### Exercise objective
Check every line below for the word "High" and copy the ones that have it.

### Materials provided
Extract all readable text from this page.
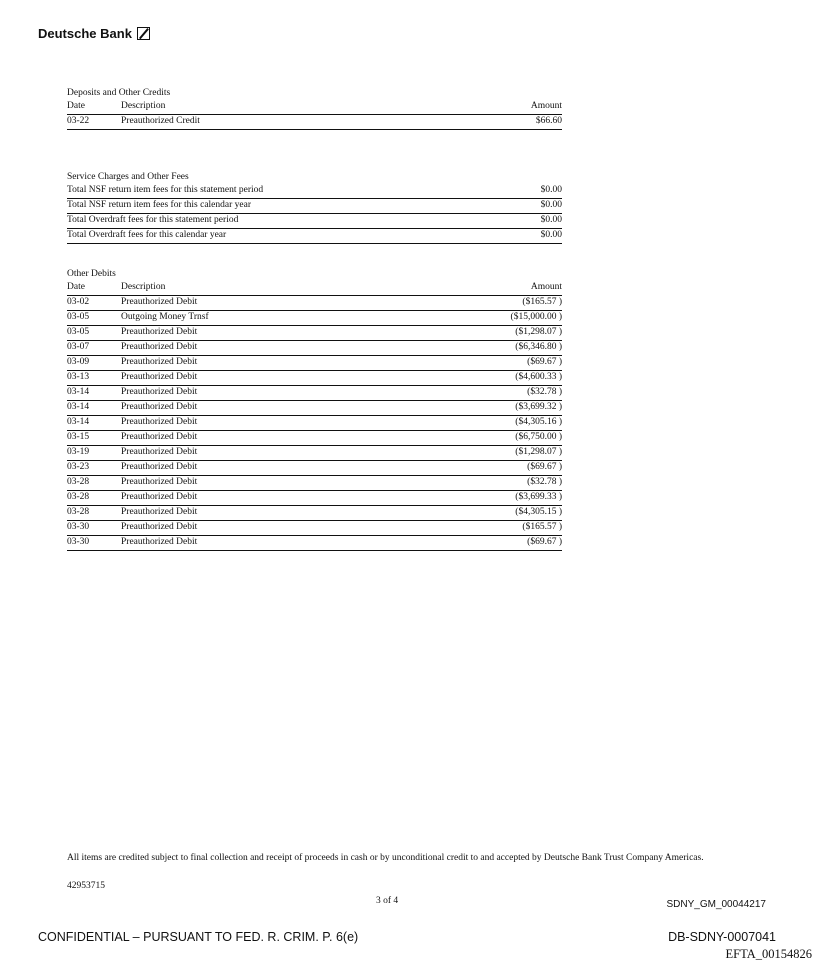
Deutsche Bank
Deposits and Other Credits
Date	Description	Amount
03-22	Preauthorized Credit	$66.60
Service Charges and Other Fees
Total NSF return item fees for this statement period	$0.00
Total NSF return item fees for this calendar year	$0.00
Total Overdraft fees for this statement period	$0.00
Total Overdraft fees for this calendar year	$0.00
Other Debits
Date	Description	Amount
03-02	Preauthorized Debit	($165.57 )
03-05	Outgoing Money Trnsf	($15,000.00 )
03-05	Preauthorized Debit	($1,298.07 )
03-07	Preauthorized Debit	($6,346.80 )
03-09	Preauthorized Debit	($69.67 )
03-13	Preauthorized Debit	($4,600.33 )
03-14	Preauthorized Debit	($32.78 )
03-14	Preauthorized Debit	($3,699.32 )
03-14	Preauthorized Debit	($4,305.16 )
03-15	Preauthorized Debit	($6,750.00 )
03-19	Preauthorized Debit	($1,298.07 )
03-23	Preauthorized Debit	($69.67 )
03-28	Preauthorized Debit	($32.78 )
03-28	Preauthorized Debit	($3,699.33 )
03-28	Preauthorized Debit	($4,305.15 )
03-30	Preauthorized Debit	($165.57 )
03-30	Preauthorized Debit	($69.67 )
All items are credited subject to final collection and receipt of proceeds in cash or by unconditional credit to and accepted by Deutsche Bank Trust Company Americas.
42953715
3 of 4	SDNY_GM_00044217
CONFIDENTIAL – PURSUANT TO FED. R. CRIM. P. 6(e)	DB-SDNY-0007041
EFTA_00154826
--
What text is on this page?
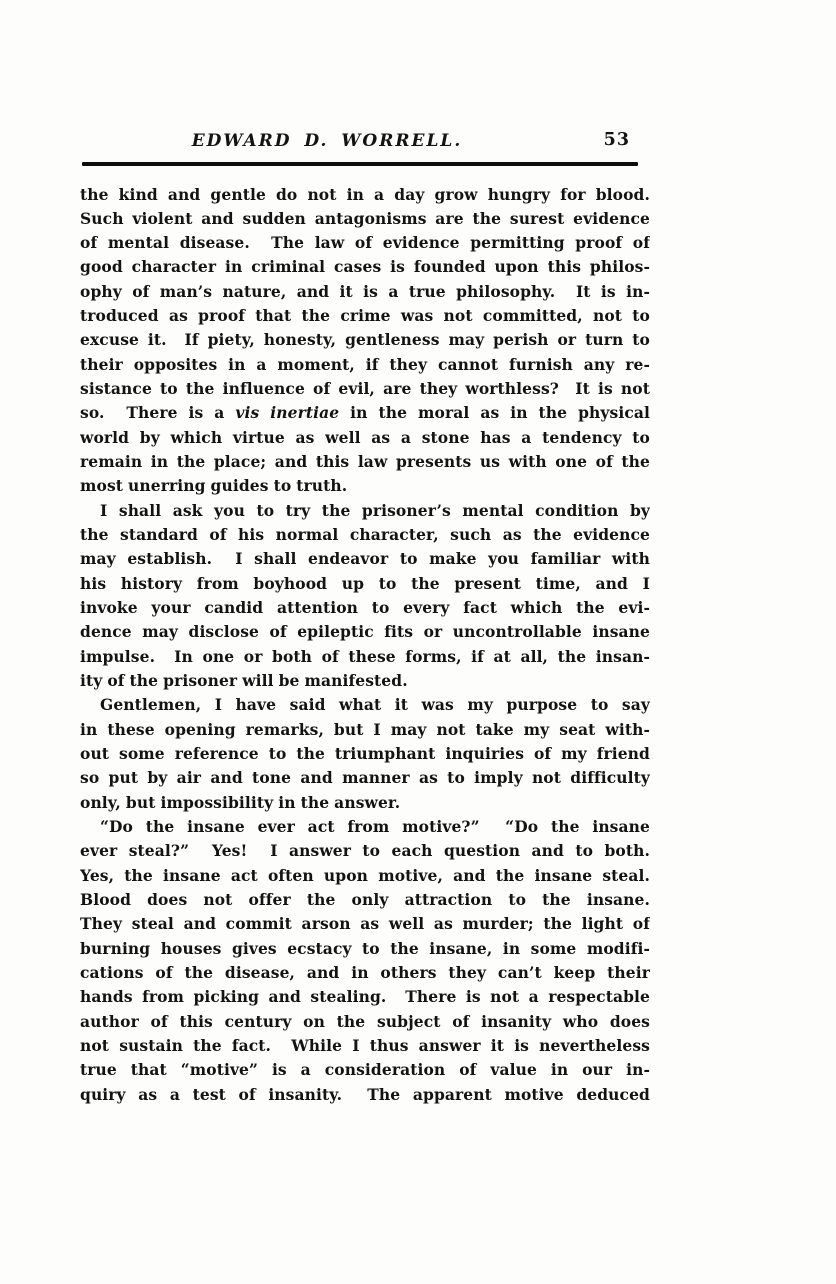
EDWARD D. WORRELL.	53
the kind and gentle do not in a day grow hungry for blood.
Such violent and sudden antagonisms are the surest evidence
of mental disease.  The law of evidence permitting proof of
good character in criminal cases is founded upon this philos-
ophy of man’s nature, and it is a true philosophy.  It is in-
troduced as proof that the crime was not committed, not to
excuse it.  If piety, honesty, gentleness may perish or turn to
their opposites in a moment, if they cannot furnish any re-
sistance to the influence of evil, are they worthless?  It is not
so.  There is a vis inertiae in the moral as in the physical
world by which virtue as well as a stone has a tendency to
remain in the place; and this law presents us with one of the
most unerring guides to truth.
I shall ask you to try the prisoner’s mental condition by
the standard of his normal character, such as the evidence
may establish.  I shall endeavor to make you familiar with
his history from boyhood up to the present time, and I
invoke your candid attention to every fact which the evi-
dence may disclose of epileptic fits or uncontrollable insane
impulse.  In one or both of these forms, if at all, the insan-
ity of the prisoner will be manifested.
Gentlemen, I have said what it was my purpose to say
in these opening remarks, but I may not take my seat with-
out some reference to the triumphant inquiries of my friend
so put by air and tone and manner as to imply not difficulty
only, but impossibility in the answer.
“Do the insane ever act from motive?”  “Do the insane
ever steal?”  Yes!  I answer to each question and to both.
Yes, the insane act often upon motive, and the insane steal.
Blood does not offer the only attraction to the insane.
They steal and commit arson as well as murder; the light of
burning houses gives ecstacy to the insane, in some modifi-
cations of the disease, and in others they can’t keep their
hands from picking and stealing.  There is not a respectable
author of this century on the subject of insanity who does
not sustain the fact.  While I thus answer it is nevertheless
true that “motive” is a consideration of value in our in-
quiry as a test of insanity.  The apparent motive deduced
...
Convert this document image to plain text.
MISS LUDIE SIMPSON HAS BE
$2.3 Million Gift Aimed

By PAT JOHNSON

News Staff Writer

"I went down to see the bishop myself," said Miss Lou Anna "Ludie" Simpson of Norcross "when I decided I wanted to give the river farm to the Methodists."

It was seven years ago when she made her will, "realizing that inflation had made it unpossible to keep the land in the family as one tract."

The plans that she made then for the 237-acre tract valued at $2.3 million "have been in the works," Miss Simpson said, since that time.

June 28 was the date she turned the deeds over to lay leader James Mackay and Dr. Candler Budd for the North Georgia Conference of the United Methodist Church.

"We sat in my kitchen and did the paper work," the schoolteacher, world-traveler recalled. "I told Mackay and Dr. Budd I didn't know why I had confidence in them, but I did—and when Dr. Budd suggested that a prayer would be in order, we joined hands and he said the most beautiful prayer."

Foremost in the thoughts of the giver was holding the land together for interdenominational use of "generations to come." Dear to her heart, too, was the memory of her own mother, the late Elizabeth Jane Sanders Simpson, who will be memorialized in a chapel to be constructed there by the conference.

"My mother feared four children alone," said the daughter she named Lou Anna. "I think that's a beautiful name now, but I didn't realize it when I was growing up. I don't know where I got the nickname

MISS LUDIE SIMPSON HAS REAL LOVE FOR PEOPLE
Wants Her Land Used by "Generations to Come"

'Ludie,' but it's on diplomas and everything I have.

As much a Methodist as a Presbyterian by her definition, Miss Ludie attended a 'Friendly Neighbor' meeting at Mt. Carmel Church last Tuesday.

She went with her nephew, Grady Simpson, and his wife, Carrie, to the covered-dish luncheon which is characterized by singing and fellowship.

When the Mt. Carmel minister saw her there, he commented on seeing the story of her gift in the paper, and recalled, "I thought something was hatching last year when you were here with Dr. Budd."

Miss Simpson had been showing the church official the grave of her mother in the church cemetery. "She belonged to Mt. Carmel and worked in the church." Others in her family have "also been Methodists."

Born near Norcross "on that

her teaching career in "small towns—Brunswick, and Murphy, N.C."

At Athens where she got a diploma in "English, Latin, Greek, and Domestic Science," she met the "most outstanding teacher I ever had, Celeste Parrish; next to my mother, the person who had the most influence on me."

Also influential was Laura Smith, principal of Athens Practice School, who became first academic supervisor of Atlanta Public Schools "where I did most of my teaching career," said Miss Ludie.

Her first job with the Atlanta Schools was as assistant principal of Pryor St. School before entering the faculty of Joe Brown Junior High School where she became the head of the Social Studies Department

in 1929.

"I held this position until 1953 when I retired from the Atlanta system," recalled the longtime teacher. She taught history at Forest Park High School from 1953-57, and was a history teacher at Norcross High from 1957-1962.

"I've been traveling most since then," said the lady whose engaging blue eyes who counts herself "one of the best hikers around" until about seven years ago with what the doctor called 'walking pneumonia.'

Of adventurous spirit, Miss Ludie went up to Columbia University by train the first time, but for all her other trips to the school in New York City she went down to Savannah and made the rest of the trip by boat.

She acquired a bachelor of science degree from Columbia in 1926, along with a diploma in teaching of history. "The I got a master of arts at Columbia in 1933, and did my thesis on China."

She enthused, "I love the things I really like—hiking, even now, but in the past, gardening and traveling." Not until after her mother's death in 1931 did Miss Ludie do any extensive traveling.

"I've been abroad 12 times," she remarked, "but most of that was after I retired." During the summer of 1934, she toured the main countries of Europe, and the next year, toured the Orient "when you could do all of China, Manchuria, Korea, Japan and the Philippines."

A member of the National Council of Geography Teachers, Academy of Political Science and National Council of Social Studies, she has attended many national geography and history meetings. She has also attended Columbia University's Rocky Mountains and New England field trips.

### Result of this exercise
Her first job with the Atlanta Schools was as assistant principal of Pryor St. School before entering the faculty of Joe Brown Junior High School where she became the head of the Social Studies Department
"I held this position until 1953 when I retired from the Atlanta system," recalled the longtime teacher. She taught history at Forest Park High School from 1953-57, and was a history teacher at Norcross High from 1957-1962.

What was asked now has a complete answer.